◆ GIVEN ENTRIES
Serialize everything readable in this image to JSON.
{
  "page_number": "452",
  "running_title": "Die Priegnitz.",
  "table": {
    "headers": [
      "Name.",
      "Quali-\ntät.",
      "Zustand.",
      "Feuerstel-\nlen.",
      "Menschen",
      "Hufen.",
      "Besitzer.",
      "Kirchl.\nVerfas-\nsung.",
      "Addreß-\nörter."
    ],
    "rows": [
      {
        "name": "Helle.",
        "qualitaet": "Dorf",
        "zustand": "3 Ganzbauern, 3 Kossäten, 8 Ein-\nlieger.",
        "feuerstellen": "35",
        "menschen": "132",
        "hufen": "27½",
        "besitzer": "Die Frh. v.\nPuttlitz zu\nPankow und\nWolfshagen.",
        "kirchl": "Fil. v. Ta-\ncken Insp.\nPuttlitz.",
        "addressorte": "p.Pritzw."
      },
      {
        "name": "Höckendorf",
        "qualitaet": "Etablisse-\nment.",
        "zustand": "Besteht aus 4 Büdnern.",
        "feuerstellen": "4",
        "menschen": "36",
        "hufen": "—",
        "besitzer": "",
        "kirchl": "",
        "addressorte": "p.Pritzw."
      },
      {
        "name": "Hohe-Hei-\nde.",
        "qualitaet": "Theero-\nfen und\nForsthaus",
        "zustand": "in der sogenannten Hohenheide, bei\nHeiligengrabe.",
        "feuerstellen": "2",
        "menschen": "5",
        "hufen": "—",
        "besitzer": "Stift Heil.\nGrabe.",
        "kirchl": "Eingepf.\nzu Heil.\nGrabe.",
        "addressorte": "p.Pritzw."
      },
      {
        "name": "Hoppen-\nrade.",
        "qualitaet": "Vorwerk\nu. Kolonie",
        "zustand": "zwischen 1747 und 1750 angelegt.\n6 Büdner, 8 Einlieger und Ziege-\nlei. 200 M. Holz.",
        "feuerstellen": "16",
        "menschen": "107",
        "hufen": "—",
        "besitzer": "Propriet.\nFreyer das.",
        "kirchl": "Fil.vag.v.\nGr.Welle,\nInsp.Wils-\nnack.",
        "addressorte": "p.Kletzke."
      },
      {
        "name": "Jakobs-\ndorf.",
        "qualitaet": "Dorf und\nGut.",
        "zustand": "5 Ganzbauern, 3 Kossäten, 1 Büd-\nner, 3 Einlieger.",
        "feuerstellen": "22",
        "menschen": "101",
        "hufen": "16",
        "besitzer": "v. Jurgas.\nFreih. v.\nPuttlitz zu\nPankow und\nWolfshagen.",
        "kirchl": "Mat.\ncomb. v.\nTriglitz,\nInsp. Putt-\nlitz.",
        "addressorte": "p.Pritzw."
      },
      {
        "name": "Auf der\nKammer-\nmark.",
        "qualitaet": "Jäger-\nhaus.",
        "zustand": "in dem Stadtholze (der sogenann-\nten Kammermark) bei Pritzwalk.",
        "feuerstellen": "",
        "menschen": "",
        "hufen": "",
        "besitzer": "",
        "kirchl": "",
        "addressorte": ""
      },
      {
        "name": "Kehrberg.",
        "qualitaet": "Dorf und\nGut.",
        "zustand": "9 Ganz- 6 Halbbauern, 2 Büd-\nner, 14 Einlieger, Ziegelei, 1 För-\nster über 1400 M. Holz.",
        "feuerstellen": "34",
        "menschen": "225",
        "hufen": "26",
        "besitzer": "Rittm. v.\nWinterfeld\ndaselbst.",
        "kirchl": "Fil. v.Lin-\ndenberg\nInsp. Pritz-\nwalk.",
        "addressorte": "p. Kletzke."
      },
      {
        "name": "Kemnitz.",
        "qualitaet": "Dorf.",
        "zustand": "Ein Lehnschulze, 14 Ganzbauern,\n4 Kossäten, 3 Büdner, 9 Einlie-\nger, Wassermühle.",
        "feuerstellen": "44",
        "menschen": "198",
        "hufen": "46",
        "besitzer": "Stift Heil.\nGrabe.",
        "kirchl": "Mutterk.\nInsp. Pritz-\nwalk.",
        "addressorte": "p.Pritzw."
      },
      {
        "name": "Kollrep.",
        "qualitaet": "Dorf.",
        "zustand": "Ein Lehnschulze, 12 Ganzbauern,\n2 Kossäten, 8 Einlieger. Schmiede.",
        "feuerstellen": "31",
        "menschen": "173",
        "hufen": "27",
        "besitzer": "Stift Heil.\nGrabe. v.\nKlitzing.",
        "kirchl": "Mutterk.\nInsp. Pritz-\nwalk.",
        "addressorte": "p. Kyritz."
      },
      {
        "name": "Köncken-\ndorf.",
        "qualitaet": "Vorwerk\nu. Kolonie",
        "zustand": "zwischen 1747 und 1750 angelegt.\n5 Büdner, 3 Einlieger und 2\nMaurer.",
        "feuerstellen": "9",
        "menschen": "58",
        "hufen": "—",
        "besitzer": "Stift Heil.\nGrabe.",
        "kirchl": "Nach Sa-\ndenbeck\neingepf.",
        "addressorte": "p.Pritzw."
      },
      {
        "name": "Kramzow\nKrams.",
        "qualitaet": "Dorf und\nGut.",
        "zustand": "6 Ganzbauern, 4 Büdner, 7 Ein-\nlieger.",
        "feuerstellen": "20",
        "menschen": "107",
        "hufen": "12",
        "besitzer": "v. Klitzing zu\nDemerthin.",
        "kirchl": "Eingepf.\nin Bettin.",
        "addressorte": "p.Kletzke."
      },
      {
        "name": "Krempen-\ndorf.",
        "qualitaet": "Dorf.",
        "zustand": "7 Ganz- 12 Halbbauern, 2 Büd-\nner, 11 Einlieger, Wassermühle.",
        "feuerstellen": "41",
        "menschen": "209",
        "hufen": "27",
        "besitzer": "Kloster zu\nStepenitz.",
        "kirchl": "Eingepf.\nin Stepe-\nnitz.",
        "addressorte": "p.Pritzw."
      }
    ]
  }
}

◆ DO THIS
Write every line of the material above again, exactly.

◆ FULL OUTPUT
Serialize everything readable in this image to JSON.
{
  "page_number": "452",
  "running_title": "Die Priegnitz.",
  "table": {
    "headers": [
      "Name.",
      "Quali-\ntät.",
      "Zustand.",
      "Feuerstel-\nlen.",
      "Menschen",
      "Hufen.",
      "Besitzer.",
      "Kirchl.\nVerfas-\nsung.",
      "Addreß-\nörter."
    ],
    "rows": [
      {
        "name": "Helle.",
        "qualitaet": "Dorf",
        "zustand": "3 Ganzbauern, 3 Kossäten, 8 Ein-\nlieger.",
        "feuerstellen": "35",
        "menschen": "132",
        "hufen": "27½",
        "besitzer": "Die Frh. v.\nPuttlitz zu\nPankow und\nWolfshagen.",
        "kirchl": "Fil. v. Ta-\ncken Insp.\nPuttlitz.",
        "addressorte": "p.Pritzw."
      },
      {
        "name": "Höckendorf",
        "qualitaet": "Etablisse-\nment.",
        "zustand": "Besteht aus 4 Büdnern.",
        "feuerstellen": "4",
        "menschen": "36",
        "hufen": "—",
        "besitzer": "",
        "kirchl": "",
        "addressorte": "p.Pritzw."
      },
      {
        "name": "Hohe-Hei-\nde.",
        "qualitaet": "Theero-\nfen und\nForsthaus",
        "zustand": "in der sogenannten Hohenheide, bei\nHeiligengrabe.",
        "feuerstellen": "2",
        "menschen": "5",
        "hufen": "—",
        "besitzer": "Stift Heil.\nGrabe.",
        "kirchl": "Eingepf.\nzu Heil.\nGrabe.",
        "addressorte": "p.Pritzw."
      },
      {
        "name": "Hoppen-\nrade.",
        "qualitaet": "Vorwerk\nu. Kolonie",
        "zustand": "zwischen 1747 und 1750 angelegt.\n6 Büdner, 8 Einlieger und Ziege-\nlei. 200 M. Holz.",
        "feuerstellen": "16",
        "menschen": "107",
        "hufen": "—",
        "besitzer": "Propriet.\nFreyer das.",
        "kirchl": "Fil.vag.v.\nGr.Welle,\nInsp.Wils-\nnack.",
        "addressorte": "p.Kletzke."
      },
      {
        "name": "Jakobs-\ndorf.",
        "qualitaet": "Dorf und\nGut.",
        "zustand": "5 Ganzbauern, 3 Kossäten, 1 Büd-\nner, 3 Einlieger.",
        "feuerstellen": "22",
        "menschen": "101",
        "hufen": "16",
        "besitzer": "v. Jurgas.\nFreih. v.\nPuttlitz zu\nPankow und\nWolfshagen.",
        "kirchl": "Mat.\ncomb. v.\nTriglitz,\nInsp. Putt-\nlitz.",
        "addressorte": "p.Pritzw."
      },
      {
        "name": "Auf der\nKammer-\nmark.",
        "qualitaet": "Jäger-\nhaus.",
        "zustand": "in dem Stadtholze (der sogenann-\nten Kammermark) bei Pritzwalk.",
        "feuerstellen": "",
        "menschen": "",
        "hufen": "",
        "besitzer": "",
        "kirchl": "",
        "addressorte": ""
      },
      {
        "name": "Kehrberg.",
        "qualitaet": "Dorf und\nGut.",
        "zustand": "9 Ganz- 6 Halbbauern, 2 Büd-\nner, 14 Einlieger, Ziegelei, 1 För-\nster über 1400 M. Holz.",
        "feuerstellen": "34",
        "menschen": "225",
        "hufen": "26",
        "besitzer": "Rittm. v.\nWinterfeld\ndaselbst.",
        "kirchl": "Fil. v.Lin-\ndenberg\nInsp. Pritz-\nwalk.",
        "addressorte": "p. Kletzke."
      },
      {
        "name": "Kemnitz.",
        "qualitaet": "Dorf.",
        "zustand": "Ein Lehnschulze, 14 Ganzbauern,\n4 Kossäten, 3 Büdner, 9 Einlie-\nger, Wassermühle.",
        "feuerstellen": "44",
        "menschen": "198",
        "hufen": "46",
        "besitzer": "Stift Heil.\nGrabe.",
        "kirchl": "Mutterk.\nInsp. Pritz-\nwalk.",
        "addressorte": "p.Pritzw."
      },
      {
        "name": "Kollrep.",
        "qualitaet": "Dorf.",
        "zustand": "Ein Lehnschulze, 12 Ganzbauern,\n2 Kossäten, 8 Einlieger. Schmiede.",
        "feuerstellen": "31",
        "menschen": "173",
        "hufen": "27",
        "besitzer": "Stift Heil.\nGrabe. v.\nKlitzing.",
        "kirchl": "Mutterk.\nInsp. Pritz-\nwalk.",
        "addressorte": "p. Kyritz."
      },
      {
        "name": "Köncken-\ndorf.",
        "qualitaet": "Vorwerk\nu. Kolonie",
        "zustand": "zwischen 1747 und 1750 angelegt.\n5 Büdner, 3 Einlieger und 2\nMaurer.",
        "feuerstellen": "9",
        "menschen": "58",
        "hufen": "—",
        "besitzer": "Stift Heil.\nGrabe.",
        "kirchl": "Nach Sa-\ndenbeck\neingepf.",
        "addressorte": "p.Pritzw."
      },
      {
        "name": "Kramzow\nKrams.",
        "qualitaet": "Dorf und\nGut.",
        "zustand": "6 Ganzbauern, 4 Büdner, 7 Ein-\nlieger.",
        "feuerstellen": "20",
        "menschen": "107",
        "hufen": "12",
        "besitzer": "v. Klitzing zu\nDemerthin.",
        "kirchl": "Eingepf.\nin Bettin.",
        "addressorte": "p.Kletzke."
      },
      {
        "name": "Krempen-\ndorf.",
        "qualitaet": "Dorf.",
        "zustand": "7 Ganz- 12 Halbbauern, 2 Büd-\nner, 11 Einlieger, Wassermühle.",
        "feuerstellen": "41",
        "menschen": "209",
        "hufen": "27",
        "besitzer": "Kloster zu\nStepenitz.",
        "kirchl": "Eingepf.\nin Stepe-\nnitz.",
        "addressorte": "p.Pritzw."
      }
    ]
  }
}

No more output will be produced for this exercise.